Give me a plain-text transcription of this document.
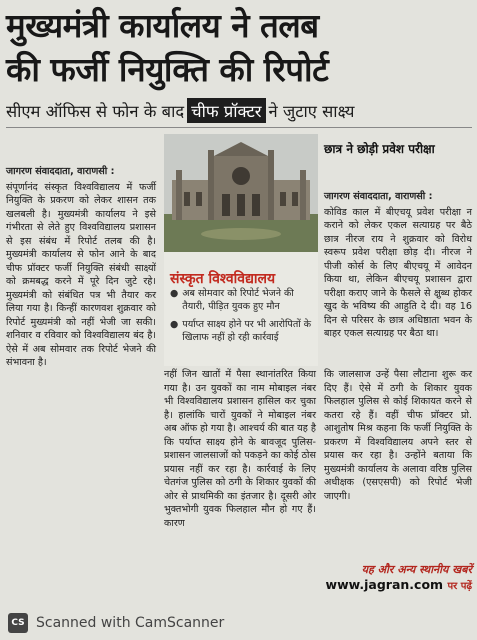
मुख्यमंत्री कार्यालय ने तलब
की फर्जी नियुक्ति की रिपोर्ट
सीएम ऑफिस से फोन के बाद चीफ प्रॉक्टर ने जुटाए साक्ष्य

जागरण संवाददाता, वाराणसी :

संपूर्णानंद संस्कृत विश्वविद्यालय में फर्जी नियुक्ति के प्रकरण को लेकर शासन तक खलबली है। मुख्यमंत्री कार्यालय ने इसे गंभीरता से लेते हुए विश्वविद्यालय प्रशासन से इस संबंध में रिपोर्ट तलब की है। मुख्यमंत्री कार्यालय से फोन आने के बाद चीफ प्रॉक्टर फर्जी नियुक्ति संबंधी साक्ष्यों को क्रमबद्ध करने में पूरे दिन जुटे रहे। मुख्यमंत्री को संबंधित पत्र भी तैयार कर लिया गया है। किन्हीं कारणवश शुक्रवार को रिपोर्ट मुख्यमंत्री को नहीं भेजी जा सकी। शनिवार व रविवार को विश्वविद्यालय बंद है। ऐसे में अब सोमवार तक रिपोर्ट भेजने की संभावना है।

संस्कृत विश्वविद्यालय
● अब सोमवार को रिपोर्ट भेजने की तैयारी, पीड़ित युवक हुए मौन
● पर्याप्त साक्ष्य होने पर भी आरोपितों के खिलाफ नहीं हो रही कार्रवाई
छात्र ने छोड़ी प्रवेश परीक्षा

जागरण संवाददाता, वाराणसी :

कोविड काल में बीएचयू प्रवेश परीक्षा न कराने को लेकर एकल सत्याग्रह पर बैठे छात्र नीरज राय ने शुक्रवार को विरोध स्वरूप प्रवेश परीक्षा छोड़ दी। नीरज ने पीजी कोर्स के लिए बीएचयू में आवेदन किया था, लेकिन बीएचयू प्रशासन द्वारा परीक्षा कराए जाने के फैसले से क्षुब्ध होकर खुद के भविष्य की आहुति दे दी। वह 16 दिन से परिसर के छात्र अधिष्ठाता भवन के बाहर एकल सत्याग्रह पर बैठा था।

नहीं जिन खातों में पैसा स्थानांतरित किया गया है। उन युवकों का नाम मोबाइल नंबर भी विश्वविद्यालय प्रशासन हासिल कर चुका है। हालांकि चारों युवकों ने मोबाइल नंबर अब ऑफ हो गया है। आश्चर्य की बात यह है कि पर्याप्त साक्ष्य होने के बावजूद पुलिस- प्रशासन जालसाजों को पकड़ने का कोई ठोस प्रयास नहीं कर रहा है। कार्रवाई के लिए चेतगंज पुलिस को ठगी के शिकार युवकों की ओर से प्राथमिकी का इंतजार है। दूसरी ओर भुक्तभोगी युवक फिलहाल मौन हो गए हैं। कारण

कि जालसाज उन्हें पैसा लौटाना शुरू कर दिए हैं। ऐसे में ठगी के शिकार युवक फिलहाल पुलिस से कोई शिकायत करने से कतरा रहे हैं। वहीं चीफ प्रॉक्टर प्रो. आशुतोष मिश्र कहना कि फर्जी नियुक्ति के प्रकरण में विश्वविद्यालय अपने स्तर से प्रयास कर रहा है। उन्होंने बताया कि मुख्यमंत्री कार्यालय के अलावा वरिष्ठ पुलिस अधीक्षक (एसएसपी) को रिपोर्ट भेजी जाएगी।

यह और अन्य स्थानीय खबरें
www.jagran.com पर पढ़ें
CS Scanned with CamScanner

::::

▶ Aim of the exercise:
Your task is to repeat the data above exactly while excluding the pictures.

▶ Correct output:
Give me a plain-text transcription of this document.
मुख्यमंत्री कार्यालय ने तलब
की फर्जी नियुक्ति की रिपोर्ट
सीएम ऑफिस से फोन के बाद चीफ प्रॉक्टर ने जुटाए साक्ष्य

जागरण संवाददाता, वाराणसी :

संपूर्णानंद संस्कृत विश्वविद्यालय में फर्जी नियुक्ति के प्रकरण को लेकर शासन तक खलबली है। मुख्यमंत्री कार्यालय ने इसे गंभीरता से लेते हुए विश्वविद्यालय प्रशासन से इस संबंध में रिपोर्ट तलब की है। मुख्यमंत्री कार्यालय से फोन आने के बाद चीफ प्रॉक्टर फर्जी नियुक्ति संबंधी साक्ष्यों को क्रमबद्ध करने में पूरे दिन जुटे रहे। मुख्यमंत्री को संबंधित पत्र भी तैयार कर लिया गया है। किन्हीं कारणवश शुक्रवार को रिपोर्ट मुख्यमंत्री को नहीं भेजी जा सकी। शनिवार व रविवार को विश्वविद्यालय बंद है। ऐसे में अब सोमवार तक रिपोर्ट भेजने की संभावना है।

संस्कृत विश्वविद्यालय
● अब सोमवार को रिपोर्ट भेजने की तैयारी, पीड़ित युवक हुए मौन
● पर्याप्त साक्ष्य होने पर भी आरोपितों के खिलाफ नहीं हो रही कार्रवाई
छात्र ने छोड़ी प्रवेश परीक्षा

जागरण संवाददाता, वाराणसी :

कोविड काल में बीएचयू प्रवेश परीक्षा न कराने को लेकर एकल सत्याग्रह पर बैठे छात्र नीरज राय ने शुक्रवार को विरोध स्वरूप प्रवेश परीक्षा छोड़ दी। नीरज ने पीजी कोर्स के लिए बीएचयू में आवेदन किया था, लेकिन बीएचयू प्रशासन द्वारा परीक्षा कराए जाने के फैसले से क्षुब्ध होकर खुद के भविष्य की आहुति दे दी। वह 16 दिन से परिसर के छात्र अधिष्ठाता भवन के बाहर एकल सत्याग्रह पर बैठा था।

नहीं जिन खातों में पैसा स्थानांतरित किया गया है। उन युवकों का नाम मोबाइल नंबर भी विश्वविद्यालय प्रशासन हासिल कर चुका है। हालांकि चारों युवकों ने मोबाइल नंबर अब ऑफ हो गया है। आश्चर्य की बात यह है कि पर्याप्त साक्ष्य होने के बावजूद पुलिस- प्रशासन जालसाजों को पकड़ने का कोई ठोस प्रयास नहीं कर रहा है। कार्रवाई के लिए चेतगंज पुलिस को ठगी के शिकार युवकों की ओर से प्राथमिकी का इंतजार है। दूसरी ओर भुक्तभोगी युवक फिलहाल मौन हो गए हैं। कारण

कि जालसाज उन्हें पैसा लौटाना शुरू कर दिए हैं। ऐसे में ठगी के शिकार युवक फिलहाल पुलिस से कोई शिकायत करने से कतरा रहे हैं। वहीं चीफ प्रॉक्टर प्रो. आशुतोष मिश्र कहना कि फर्जी नियुक्ति के प्रकरण में विश्वविद्यालय अपने स्तर से प्रयास कर रहा है। उन्होंने बताया कि मुख्यमंत्री कार्यालय के अलावा वरिष्ठ पुलिस अधीक्षक (एसएसपी) को रिपोर्ट भेजी जाएगी।

यह और अन्य स्थानीय खबरें
www.jagran.com पर पढ़ें
CS Scanned with CamScanner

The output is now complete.